Multiple tokens with same position

I have a situation where I have multiple tokens at the same position (post a PatternCaptureTokenFilter).
If I had a sentence like this for example:
"blue car_automobile_wheeled_thing road"

And I split on underscore, I'd end up with a token list looking like this

Token Position Token String
0 blue
1 car
1 automobile
1 wheeled
1 thing
2 road

This is akin to the multi word synonym problem as described in this brilliant blog post

Note that 'wheeled thing' is the multi word synonym effectively.

Lucene , afaik, doesn't use the PositionLengthAttribute, so the bag of tokens at position 1 is unordered.
If wanted to search for the phrase 'wheeled thing', I'd find it, but if I searched for 'blue thing', I'd find that too, erroneously, because 'thing' is one position away from 'blue'. Has anyone got a solution to this kind of multi-word synonym issue ?

Many thanks,
Phil

Assuming you had indexed blue car road and had synonyms car -> automobile and car -> wheeled thing, then in your example, thing should be at position 2 not 1 (i.e., it overlaps road not car), the way synonym filter works today.

And then "blue thing" phrase query should not match (good), but e.g. "wheeled thing road" won't match but should (bad).

Essentially, the synonym filter cannot create new positions, so it takes multi-term synonyms and lays them on top of the existing tokens.

There is a working patch on https://issues.apache.org/jira/browse/LUCENE-6664 to let synonym filter create new positions, so that it produces a correct graph, but it was controversial and got shelved.

1 Like

Many thanks Mike !
You're right of course, my example was wrong. A better example to explain our situation would be:

"blue big_wheeled_thing_CONCEPTCAR road" where we embed the concept CAR into the same token position as the words "big", "wheeled" and "thing". We can search with CONCEPTCAR fine. The issue we face is that we want to be able to allow search hits for 'big wheeled thing' , but not hits for 'big thing'. It's the same issue underneath as that your blog mentioned I think. Are there any other tricks we might use to get around this lucene limitation and thereby achieve no hits for 'big thing' ?

Exercise 1: In the forum thread on multiple tokens at the same position, copy out word for word the part from "Lucene , afaik, doesn't" up to and including "the existing tokens.".
Exercise 2: Summarize the forum thread on multiple tokens at the same position in two sentences.

Element box annotations
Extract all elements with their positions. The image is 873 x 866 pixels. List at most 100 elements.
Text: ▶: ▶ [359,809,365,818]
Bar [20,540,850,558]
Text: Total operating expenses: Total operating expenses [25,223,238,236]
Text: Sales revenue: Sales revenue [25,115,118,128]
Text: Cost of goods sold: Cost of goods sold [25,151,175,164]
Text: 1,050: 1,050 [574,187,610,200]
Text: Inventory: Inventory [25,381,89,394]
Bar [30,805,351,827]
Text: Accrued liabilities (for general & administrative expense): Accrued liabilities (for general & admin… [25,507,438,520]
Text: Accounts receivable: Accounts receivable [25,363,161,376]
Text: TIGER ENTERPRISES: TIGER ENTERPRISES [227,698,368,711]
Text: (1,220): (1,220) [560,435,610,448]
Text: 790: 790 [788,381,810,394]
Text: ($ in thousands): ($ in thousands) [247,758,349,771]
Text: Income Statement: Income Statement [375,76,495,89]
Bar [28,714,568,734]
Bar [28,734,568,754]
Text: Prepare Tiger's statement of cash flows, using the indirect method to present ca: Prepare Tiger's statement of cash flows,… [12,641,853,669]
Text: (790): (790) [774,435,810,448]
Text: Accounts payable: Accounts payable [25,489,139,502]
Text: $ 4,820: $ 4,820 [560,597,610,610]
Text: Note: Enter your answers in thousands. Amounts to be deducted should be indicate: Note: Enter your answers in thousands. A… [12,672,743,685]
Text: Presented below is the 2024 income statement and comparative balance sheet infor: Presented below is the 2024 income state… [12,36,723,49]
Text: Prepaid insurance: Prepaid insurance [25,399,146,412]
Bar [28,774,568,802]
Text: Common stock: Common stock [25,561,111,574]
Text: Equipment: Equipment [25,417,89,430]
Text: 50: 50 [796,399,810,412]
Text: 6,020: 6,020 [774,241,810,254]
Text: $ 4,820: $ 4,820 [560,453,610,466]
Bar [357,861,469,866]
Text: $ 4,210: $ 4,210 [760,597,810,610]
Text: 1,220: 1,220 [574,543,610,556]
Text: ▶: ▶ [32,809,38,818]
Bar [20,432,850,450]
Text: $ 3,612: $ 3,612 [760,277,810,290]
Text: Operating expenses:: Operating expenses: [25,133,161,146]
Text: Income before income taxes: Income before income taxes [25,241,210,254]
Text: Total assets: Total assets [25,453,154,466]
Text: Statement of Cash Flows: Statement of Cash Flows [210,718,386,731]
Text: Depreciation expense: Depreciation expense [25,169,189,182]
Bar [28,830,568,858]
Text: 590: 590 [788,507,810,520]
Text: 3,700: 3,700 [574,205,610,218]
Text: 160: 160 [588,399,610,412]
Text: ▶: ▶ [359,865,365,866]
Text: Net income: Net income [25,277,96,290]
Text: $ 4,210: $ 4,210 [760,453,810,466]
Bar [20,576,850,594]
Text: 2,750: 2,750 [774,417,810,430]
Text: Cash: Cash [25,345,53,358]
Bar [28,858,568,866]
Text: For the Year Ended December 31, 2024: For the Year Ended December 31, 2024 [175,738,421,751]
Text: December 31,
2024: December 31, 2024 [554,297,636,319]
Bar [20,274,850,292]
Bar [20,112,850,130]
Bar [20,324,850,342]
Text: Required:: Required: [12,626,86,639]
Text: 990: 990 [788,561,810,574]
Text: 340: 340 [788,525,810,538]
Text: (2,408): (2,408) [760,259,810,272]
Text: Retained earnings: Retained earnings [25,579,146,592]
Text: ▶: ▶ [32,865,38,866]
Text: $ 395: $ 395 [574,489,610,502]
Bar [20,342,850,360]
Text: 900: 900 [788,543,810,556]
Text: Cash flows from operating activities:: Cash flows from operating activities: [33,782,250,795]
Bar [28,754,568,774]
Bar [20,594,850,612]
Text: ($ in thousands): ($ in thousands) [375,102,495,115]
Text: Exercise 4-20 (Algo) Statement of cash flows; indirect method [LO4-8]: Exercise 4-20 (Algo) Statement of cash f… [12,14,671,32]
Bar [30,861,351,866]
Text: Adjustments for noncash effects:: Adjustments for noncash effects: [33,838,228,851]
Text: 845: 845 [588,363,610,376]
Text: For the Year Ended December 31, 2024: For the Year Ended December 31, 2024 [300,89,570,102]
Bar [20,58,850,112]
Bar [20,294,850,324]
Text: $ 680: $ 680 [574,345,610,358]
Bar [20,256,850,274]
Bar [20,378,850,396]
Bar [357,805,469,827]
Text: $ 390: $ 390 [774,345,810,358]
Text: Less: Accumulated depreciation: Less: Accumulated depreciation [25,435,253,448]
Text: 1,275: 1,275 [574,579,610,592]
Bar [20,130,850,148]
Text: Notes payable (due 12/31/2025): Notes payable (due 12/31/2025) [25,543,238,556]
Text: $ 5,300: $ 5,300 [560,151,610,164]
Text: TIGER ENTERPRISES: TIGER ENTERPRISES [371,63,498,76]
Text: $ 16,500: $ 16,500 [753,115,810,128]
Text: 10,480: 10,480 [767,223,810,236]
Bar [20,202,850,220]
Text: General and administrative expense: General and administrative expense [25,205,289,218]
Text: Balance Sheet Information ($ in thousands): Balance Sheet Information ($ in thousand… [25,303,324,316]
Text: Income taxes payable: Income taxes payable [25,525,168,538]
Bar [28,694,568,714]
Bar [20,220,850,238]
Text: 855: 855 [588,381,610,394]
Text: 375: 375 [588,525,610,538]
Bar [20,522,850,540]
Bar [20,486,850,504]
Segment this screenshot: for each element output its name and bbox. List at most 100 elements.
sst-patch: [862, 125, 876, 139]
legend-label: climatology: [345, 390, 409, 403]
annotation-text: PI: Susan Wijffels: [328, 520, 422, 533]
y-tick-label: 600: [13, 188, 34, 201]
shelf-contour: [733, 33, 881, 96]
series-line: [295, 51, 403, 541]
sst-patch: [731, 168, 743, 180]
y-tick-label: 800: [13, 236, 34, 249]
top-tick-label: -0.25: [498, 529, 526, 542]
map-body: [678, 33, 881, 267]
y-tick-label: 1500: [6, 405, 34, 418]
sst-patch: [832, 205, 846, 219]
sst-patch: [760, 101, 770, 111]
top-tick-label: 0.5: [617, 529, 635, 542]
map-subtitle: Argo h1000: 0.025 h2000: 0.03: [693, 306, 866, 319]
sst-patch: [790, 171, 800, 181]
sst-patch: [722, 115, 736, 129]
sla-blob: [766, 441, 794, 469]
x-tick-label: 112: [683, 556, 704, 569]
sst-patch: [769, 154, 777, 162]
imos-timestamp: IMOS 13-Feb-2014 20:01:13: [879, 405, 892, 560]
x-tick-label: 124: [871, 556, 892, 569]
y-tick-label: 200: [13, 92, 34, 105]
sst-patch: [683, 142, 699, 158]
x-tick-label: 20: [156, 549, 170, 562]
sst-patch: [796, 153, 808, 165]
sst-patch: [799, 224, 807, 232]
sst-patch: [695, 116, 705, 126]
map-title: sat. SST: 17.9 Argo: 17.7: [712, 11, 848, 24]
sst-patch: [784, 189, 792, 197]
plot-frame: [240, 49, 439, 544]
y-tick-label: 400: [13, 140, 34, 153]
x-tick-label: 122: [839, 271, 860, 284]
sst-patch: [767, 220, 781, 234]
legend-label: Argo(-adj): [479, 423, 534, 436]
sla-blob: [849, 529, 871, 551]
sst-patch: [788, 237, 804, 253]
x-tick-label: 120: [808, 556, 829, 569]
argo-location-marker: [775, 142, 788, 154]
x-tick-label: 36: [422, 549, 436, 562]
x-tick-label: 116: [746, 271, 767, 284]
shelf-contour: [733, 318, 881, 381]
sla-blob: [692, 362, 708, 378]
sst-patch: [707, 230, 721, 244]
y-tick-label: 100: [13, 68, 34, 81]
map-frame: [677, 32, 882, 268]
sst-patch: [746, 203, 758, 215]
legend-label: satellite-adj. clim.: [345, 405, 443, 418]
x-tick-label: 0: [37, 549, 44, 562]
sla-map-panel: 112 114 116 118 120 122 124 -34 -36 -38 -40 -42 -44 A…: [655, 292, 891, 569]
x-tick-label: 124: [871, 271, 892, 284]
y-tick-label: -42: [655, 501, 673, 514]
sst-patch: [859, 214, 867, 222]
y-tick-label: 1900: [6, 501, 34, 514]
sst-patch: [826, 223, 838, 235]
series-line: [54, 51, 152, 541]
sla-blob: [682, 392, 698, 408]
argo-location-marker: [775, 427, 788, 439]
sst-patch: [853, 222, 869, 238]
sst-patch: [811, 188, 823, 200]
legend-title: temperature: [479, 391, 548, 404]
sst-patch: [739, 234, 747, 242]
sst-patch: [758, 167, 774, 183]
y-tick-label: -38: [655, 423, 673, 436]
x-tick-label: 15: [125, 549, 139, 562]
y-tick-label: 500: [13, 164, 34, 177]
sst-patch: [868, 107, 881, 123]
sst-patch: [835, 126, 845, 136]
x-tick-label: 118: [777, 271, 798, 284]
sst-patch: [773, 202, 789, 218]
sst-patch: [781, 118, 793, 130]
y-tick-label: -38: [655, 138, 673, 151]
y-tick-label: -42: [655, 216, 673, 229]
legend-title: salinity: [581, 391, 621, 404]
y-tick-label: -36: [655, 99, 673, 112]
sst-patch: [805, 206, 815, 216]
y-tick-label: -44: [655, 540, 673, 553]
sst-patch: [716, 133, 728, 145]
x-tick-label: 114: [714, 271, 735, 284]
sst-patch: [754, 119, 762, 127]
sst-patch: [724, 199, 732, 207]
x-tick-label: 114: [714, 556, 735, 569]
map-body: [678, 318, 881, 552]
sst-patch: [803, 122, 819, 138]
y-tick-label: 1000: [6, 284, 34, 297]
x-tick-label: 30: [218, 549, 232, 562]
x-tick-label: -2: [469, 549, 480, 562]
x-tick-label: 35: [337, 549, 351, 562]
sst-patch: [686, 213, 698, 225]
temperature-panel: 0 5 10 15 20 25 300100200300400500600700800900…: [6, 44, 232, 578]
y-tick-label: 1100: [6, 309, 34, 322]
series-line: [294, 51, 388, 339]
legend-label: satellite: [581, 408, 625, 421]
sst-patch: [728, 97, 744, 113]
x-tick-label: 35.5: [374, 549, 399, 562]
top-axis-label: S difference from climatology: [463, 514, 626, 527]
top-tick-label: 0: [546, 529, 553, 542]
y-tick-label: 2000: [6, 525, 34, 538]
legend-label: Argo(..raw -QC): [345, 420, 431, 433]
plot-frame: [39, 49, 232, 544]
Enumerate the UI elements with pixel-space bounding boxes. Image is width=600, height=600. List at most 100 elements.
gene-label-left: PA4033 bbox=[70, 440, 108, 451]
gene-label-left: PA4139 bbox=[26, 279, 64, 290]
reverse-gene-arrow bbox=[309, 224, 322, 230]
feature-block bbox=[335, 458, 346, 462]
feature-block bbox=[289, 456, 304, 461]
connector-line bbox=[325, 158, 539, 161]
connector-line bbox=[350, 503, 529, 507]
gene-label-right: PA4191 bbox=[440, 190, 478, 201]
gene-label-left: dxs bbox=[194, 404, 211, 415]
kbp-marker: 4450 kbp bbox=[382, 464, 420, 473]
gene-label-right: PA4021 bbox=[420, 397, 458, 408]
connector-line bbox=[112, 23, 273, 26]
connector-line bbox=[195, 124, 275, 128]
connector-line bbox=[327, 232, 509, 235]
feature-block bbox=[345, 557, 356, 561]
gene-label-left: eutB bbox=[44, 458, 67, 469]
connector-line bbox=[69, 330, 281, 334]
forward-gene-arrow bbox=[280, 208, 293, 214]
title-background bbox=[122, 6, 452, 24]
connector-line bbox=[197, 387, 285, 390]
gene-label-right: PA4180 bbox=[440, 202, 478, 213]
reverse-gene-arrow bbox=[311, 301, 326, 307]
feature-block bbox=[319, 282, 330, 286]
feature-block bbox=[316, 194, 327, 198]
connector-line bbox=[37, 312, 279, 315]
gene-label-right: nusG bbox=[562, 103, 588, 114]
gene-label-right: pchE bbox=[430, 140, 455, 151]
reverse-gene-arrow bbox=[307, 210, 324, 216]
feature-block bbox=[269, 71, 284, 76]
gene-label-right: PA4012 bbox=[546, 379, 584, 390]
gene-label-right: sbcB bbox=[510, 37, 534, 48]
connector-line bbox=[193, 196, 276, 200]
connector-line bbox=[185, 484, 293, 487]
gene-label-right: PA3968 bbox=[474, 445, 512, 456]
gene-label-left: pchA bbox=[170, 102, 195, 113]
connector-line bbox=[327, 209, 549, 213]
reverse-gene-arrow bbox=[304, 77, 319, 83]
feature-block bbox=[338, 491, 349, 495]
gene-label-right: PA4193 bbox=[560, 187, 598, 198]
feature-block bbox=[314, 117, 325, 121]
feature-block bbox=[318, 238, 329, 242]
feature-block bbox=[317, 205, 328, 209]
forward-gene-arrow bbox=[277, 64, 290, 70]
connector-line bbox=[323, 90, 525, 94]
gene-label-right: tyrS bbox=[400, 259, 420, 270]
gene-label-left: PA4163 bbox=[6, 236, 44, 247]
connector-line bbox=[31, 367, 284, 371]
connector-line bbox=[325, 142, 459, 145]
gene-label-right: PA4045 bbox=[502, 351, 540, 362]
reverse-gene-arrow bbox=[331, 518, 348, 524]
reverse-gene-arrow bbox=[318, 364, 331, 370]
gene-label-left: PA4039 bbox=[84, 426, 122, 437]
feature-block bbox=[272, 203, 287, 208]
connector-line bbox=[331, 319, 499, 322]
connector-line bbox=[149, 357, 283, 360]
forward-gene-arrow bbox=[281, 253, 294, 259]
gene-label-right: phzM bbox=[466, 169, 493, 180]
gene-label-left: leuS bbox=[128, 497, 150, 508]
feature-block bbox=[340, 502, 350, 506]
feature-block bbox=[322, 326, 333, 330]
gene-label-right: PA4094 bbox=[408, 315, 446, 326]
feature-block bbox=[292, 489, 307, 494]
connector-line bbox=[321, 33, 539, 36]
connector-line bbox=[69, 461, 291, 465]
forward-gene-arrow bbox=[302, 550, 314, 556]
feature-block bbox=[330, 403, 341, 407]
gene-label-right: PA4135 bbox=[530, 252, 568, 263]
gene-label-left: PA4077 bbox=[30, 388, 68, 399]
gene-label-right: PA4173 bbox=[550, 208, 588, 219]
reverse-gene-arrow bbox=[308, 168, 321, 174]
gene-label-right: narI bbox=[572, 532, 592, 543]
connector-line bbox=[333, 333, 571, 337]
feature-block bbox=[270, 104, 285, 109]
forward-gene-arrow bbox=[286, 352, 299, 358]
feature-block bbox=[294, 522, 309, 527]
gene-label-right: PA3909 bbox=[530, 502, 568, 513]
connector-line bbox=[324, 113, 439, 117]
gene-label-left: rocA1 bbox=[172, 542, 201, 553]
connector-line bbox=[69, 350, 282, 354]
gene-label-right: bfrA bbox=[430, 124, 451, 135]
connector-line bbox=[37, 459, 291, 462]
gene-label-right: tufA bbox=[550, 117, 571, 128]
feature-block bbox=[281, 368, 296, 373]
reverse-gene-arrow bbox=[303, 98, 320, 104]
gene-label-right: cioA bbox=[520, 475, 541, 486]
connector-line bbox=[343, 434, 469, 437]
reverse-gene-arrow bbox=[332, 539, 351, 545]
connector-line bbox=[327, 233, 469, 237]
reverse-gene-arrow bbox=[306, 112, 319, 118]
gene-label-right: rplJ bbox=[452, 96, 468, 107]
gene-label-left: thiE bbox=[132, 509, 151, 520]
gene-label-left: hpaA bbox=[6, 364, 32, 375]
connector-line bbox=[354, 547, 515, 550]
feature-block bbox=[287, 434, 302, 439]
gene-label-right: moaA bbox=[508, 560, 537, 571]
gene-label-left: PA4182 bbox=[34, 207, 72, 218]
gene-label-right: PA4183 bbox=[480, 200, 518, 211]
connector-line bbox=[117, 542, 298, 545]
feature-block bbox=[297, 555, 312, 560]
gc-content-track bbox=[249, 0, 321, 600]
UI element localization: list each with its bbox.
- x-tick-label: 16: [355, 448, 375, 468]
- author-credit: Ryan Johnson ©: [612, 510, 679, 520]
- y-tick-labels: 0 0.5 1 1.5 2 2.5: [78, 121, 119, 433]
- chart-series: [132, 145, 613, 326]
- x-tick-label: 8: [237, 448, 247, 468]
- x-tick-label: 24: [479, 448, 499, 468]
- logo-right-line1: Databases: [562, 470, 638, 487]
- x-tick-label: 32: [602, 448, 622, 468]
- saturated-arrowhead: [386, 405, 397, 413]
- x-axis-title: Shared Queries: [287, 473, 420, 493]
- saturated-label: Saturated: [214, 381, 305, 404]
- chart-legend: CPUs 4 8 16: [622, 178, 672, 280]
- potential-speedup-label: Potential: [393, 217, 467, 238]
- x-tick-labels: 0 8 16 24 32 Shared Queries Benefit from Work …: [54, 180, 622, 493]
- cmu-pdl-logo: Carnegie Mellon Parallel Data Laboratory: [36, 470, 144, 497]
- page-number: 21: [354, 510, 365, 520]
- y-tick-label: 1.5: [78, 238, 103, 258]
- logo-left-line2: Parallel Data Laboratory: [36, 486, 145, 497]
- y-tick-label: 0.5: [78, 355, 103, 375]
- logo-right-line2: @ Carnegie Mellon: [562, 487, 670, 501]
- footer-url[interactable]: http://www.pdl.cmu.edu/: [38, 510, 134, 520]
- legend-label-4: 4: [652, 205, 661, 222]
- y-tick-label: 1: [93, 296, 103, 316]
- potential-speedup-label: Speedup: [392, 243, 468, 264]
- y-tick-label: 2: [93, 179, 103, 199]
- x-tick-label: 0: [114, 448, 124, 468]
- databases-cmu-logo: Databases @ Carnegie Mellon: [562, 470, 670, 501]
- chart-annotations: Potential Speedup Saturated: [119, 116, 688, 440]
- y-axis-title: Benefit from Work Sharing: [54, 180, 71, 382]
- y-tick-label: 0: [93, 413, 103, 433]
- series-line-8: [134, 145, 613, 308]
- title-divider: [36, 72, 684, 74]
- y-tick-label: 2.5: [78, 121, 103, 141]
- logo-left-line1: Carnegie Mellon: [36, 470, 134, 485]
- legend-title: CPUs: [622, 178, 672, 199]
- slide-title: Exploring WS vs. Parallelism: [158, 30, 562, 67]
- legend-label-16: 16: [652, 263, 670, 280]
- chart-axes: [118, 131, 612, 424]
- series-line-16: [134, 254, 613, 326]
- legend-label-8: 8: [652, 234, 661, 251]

Problem solution 1:
Lucene , afaik, doesn't use the PositionLengthAttribute, so the bag of tokens at position 1 is unordered.
If wanted to search for the phrase 'wheeled thing', I'd find it, but if I searched for 'blue thing', I'd find that too, erroneously, because 'thing' is one position away from 'blue'. Has anyone got a solution to this kind of multi-word synonym issue ?

Many thanks,
Phil

Assuming you had indexed blue car road and had synonyms car -> automobile and car -> wheeled thing, then in your example, thing should be at position 2 not 1 (i.e., it overlaps road not car), the way synonym filter works today.

And then "blue thing" phrase query should not match (good), but e.g. "wheeled thing road" won't match but should (bad).

Essentially, the synonym filter cannot create new positions, so it takes multi-term synonyms and lays them on top of the existing tokens.

Problem solution 2: A poster who splits a token on underscores ends up with several tokens at one position, which makes a phrase search for 'blue thing' match wrongly, and asks how to handle this multi-word synonym issue. A reply explains that the synonym filter cannot create new positions and lays multi-term synonyms on top of existing tokens, and notes that a working patch to change this proved controversial and was shelved.